■ Instructions to follow:
The records below are to be copied word for word, with every picture left out.
Begin
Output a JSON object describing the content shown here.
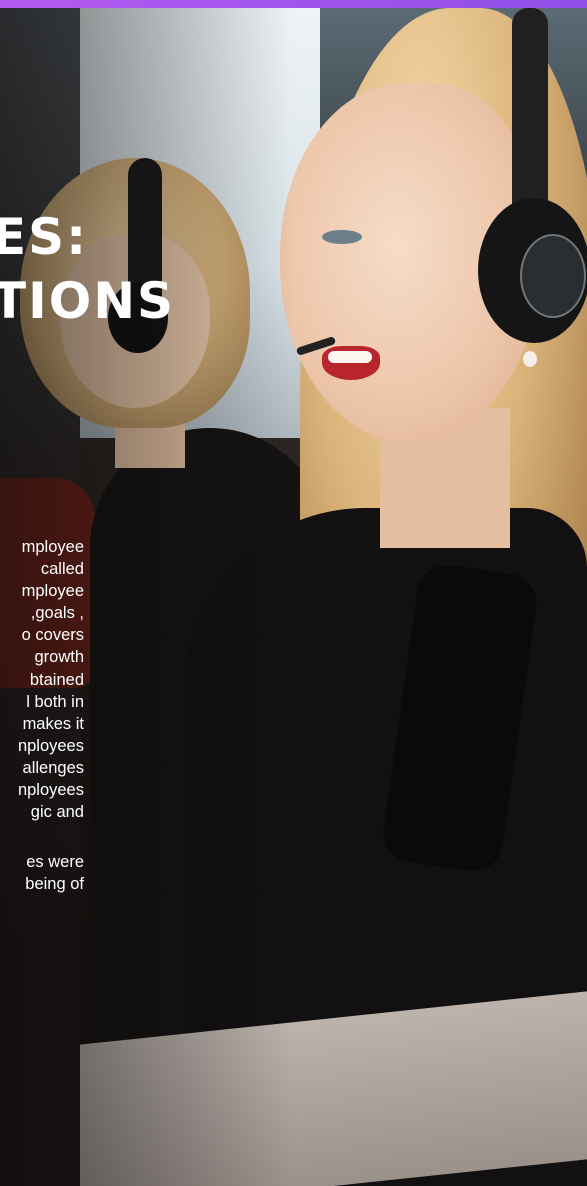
{
  "colors": {
    "top_bar": "#a855f0",
    "text": "#ffffff"
  },
  "heading": {
    "line1": "ES:",
    "line2": "TIONS"
  },
  "paragraph1": [
    "mployee",
    "called",
    "mployee",
    ", goals,",
    "o covers",
    "growth",
    "btained",
    "l both in",
    "makes it",
    "nployees",
    "allenges",
    "nployees",
    "gic and"
  ],
  "paragraph2": [
    "es were",
    "being of"
  ]
}
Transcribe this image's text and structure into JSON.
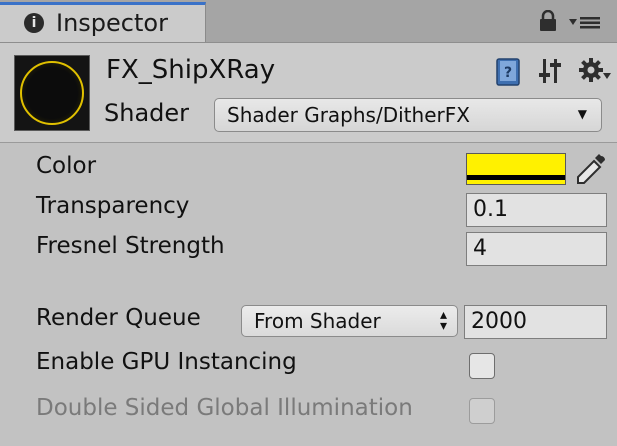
{
  "tab": {
    "title": "Inspector",
    "icon": "info-icon",
    "icon_glyph": "i"
  },
  "header": {
    "material_name": "FX_ShipXRay",
    "shader_label": "Shader",
    "shader_value": "Shader Graphs/DitherFX",
    "preview_color": "#e0c000"
  },
  "properties": {
    "color": {
      "label": "Color",
      "value_hex": "#fff100"
    },
    "transparency": {
      "label": "Transparency",
      "value": "0.1"
    },
    "fresnel": {
      "label": "Fresnel Strength",
      "value": "4"
    },
    "render_queue": {
      "label": "Render Queue",
      "mode": "From Shader",
      "value": "2000"
    },
    "gpu_instancing": {
      "label": "Enable GPU Instancing",
      "checked": false
    },
    "double_sided_gi": {
      "label": "Double Sided Global Illumination",
      "checked": false,
      "disabled": true
    }
  },
  "colors": {
    "accent": "#3a72c8",
    "panel": "#c2c2c2",
    "header": "#cbcbcb"
  }
}
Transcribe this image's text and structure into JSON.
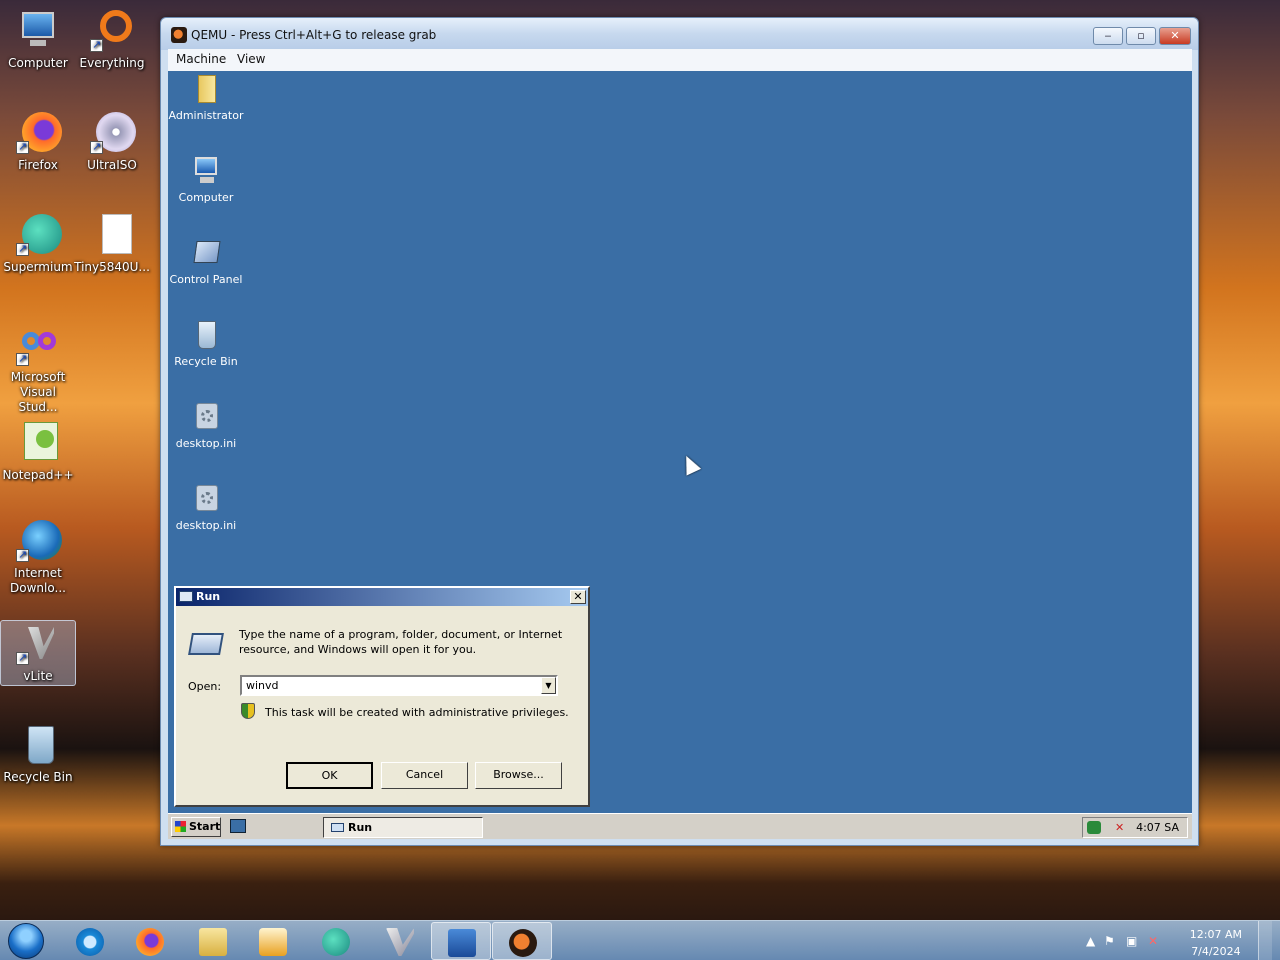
End
■ Answer in full:
Output a JSON object describing the content shown here.
{
  "colors": {
    "top_bar": "#a855f0",
    "text": "#ffffff"
  },
  "heading": {
    "line1": "ES:",
    "line2": "TIONS"
  },
  "paragraph1": [
    "mployee",
    "called",
    "mployee",
    ", goals,",
    "o covers",
    "growth",
    "btained",
    "l both in",
    "makes it",
    "nployees",
    "allenges",
    "nployees",
    "gic and"
  ],
  "paragraph2": [
    "es were",
    "being of"
  ]
}
Transcribe this image's text and structure into JSON.
{
  "tab": {
    "title": "Inspector",
    "icon": "info-icon",
    "icon_glyph": "i"
  },
  "header": {
    "material_name": "FX_ShipXRay",
    "shader_label": "Shader",
    "shader_value": "Shader Graphs/DitherFX",
    "preview_color": "#e0c000"
  },
  "properties": {
    "color": {
      "label": "Color",
      "value_hex": "#fff100"
    },
    "transparency": {
      "label": "Transparency",
      "value": "0.1"
    },
    "fresnel": {
      "label": "Fresnel Strength",
      "value": "4"
    },
    "render_queue": {
      "label": "Render Queue",
      "mode": "From Shader",
      "value": "2000"
    },
    "gpu_instancing": {
      "label": "Enable GPU Instancing",
      "checked": false
    },
    "double_sided_gi": {
      "label": "Double Sided Global Illumination",
      "checked": false,
      "disabled": true
    }
  },
  "colors": {
    "accent": "#3a72c8",
    "panel": "#c2c2c2",
    "header": "#cbcbcb"
  }
}
Transcribe this image's text and structure into JSON.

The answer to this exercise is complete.